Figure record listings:
** START **

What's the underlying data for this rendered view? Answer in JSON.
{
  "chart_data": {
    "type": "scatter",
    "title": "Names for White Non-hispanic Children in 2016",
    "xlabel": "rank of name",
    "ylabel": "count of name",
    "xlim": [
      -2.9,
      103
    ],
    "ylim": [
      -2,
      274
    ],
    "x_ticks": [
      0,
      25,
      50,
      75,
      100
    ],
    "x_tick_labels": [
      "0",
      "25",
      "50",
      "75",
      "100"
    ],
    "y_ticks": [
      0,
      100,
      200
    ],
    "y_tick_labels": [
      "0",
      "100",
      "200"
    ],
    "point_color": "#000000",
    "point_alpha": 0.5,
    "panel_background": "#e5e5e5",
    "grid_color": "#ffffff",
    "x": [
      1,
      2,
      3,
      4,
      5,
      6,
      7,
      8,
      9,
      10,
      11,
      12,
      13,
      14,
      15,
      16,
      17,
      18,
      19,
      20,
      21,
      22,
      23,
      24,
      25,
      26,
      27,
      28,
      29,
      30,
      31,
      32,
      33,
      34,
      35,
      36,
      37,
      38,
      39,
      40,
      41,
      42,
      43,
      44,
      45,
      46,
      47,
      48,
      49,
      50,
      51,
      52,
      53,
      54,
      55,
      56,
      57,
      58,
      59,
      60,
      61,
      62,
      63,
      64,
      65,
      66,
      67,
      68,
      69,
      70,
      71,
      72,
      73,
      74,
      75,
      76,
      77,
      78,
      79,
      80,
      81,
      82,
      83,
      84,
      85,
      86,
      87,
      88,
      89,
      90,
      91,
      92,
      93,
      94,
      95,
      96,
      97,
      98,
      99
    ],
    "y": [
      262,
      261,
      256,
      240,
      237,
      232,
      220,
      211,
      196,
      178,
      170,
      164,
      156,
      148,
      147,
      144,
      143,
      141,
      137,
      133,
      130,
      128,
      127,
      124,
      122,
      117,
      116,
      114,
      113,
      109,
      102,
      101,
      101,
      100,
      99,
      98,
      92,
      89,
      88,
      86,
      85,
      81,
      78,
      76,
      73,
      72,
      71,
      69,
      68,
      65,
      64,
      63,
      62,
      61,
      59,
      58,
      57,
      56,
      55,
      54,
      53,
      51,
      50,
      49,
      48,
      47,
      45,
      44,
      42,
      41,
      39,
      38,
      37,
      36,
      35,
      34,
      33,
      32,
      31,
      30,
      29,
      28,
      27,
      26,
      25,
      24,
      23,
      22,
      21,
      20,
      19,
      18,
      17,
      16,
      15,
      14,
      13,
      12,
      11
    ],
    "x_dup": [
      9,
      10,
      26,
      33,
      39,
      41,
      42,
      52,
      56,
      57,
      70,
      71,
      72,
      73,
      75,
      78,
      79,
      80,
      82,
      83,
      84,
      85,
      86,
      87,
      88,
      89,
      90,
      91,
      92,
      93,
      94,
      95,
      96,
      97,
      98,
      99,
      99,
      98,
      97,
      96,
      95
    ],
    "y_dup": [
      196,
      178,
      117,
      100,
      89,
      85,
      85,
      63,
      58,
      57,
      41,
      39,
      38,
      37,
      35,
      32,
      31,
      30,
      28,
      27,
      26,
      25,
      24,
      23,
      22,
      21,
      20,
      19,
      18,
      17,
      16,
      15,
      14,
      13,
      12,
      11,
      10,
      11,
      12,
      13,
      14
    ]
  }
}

** END **

SET TASK: Retype the entries one by one, exactly.

ANSWER TO THE PROBLEM:
What's the underlying data for this rendered view? Answer in JSON.
{
  "chart_data": {
    "type": "scatter",
    "title": "Names for White Non-hispanic Children in 2016",
    "xlabel": "rank of name",
    "ylabel": "count of name",
    "xlim": [
      -2.9,
      103
    ],
    "ylim": [
      -2,
      274
    ],
    "x_ticks": [
      0,
      25,
      50,
      75,
      100
    ],
    "x_tick_labels": [
      "0",
      "25",
      "50",
      "75",
      "100"
    ],
    "y_ticks": [
      0,
      100,
      200
    ],
    "y_tick_labels": [
      "0",
      "100",
      "200"
    ],
    "point_color": "#000000",
    "point_alpha": 0.5,
    "panel_background": "#e5e5e5",
    "grid_color": "#ffffff",
    "x": [
      1,
      2,
      3,
      4,
      5,
      6,
      7,
      8,
      9,
      10,
      11,
      12,
      13,
      14,
      15,
      16,
      17,
      18,
      19,
      20,
      21,
      22,
      23,
      24,
      25,
      26,
      27,
      28,
      29,
      30,
      31,
      32,
      33,
      34,
      35,
      36,
      37,
      38,
      39,
      40,
      41,
      42,
      43,
      44,
      45,
      46,
      47,
      48,
      49,
      50,
      51,
      52,
      53,
      54,
      55,
      56,
      57,
      58,
      59,
      60,
      61,
      62,
      63,
      64,
      65,
      66,
      67,
      68,
      69,
      70,
      71,
      72,
      73,
      74,
      75,
      76,
      77,
      78,
      79,
      80,
      81,
      82,
      83,
      84,
      85,
      86,
      87,
      88,
      89,
      90,
      91,
      92,
      93,
      94,
      95,
      96,
      97,
      98,
      99
    ],
    "y": [
      262,
      261,
      256,
      240,
      237,
      232,
      220,
      211,
      196,
      178,
      170,
      164,
      156,
      148,
      147,
      144,
      143,
      141,
      137,
      133,
      130,
      128,
      127,
      124,
      122,
      117,
      116,
      114,
      113,
      109,
      102,
      101,
      101,
      100,
      99,
      98,
      92,
      89,
      88,
      86,
      85,
      81,
      78,
      76,
      73,
      72,
      71,
      69,
      68,
      65,
      64,
      63,
      62,
      61,
      59,
      58,
      57,
      56,
      55,
      54,
      53,
      51,
      50,
      49,
      48,
      47,
      45,
      44,
      42,
      41,
      39,
      38,
      37,
      36,
      35,
      34,
      33,
      32,
      31,
      30,
      29,
      28,
      27,
      26,
      25,
      24,
      23,
      22,
      21,
      20,
      19,
      18,
      17,
      16,
      15,
      14,
      13,
      12,
      11
    ],
    "x_dup": [
      9,
      10,
      26,
      33,
      39,
      41,
      42,
      52,
      56,
      57,
      70,
      71,
      72,
      73,
      75,
      78,
      79,
      80,
      82,
      83,
      84,
      85,
      86,
      87,
      88,
      89,
      90,
      91,
      92,
      93,
      94,
      95,
      96,
      97,
      98,
      99,
      99,
      98,
      97,
      96,
      95
    ],
    "y_dup": [
      196,
      178,
      117,
      100,
      89,
      85,
      85,
      63,
      58,
      57,
      41,
      39,
      38,
      37,
      35,
      32,
      31,
      30,
      28,
      27,
      26,
      25,
      24,
      23,
      22,
      21,
      20,
      19,
      18,
      17,
      16,
      15,
      14,
      13,
      12,
      11,
      10,
      11,
      12,
      13,
      14
    ]
  }
}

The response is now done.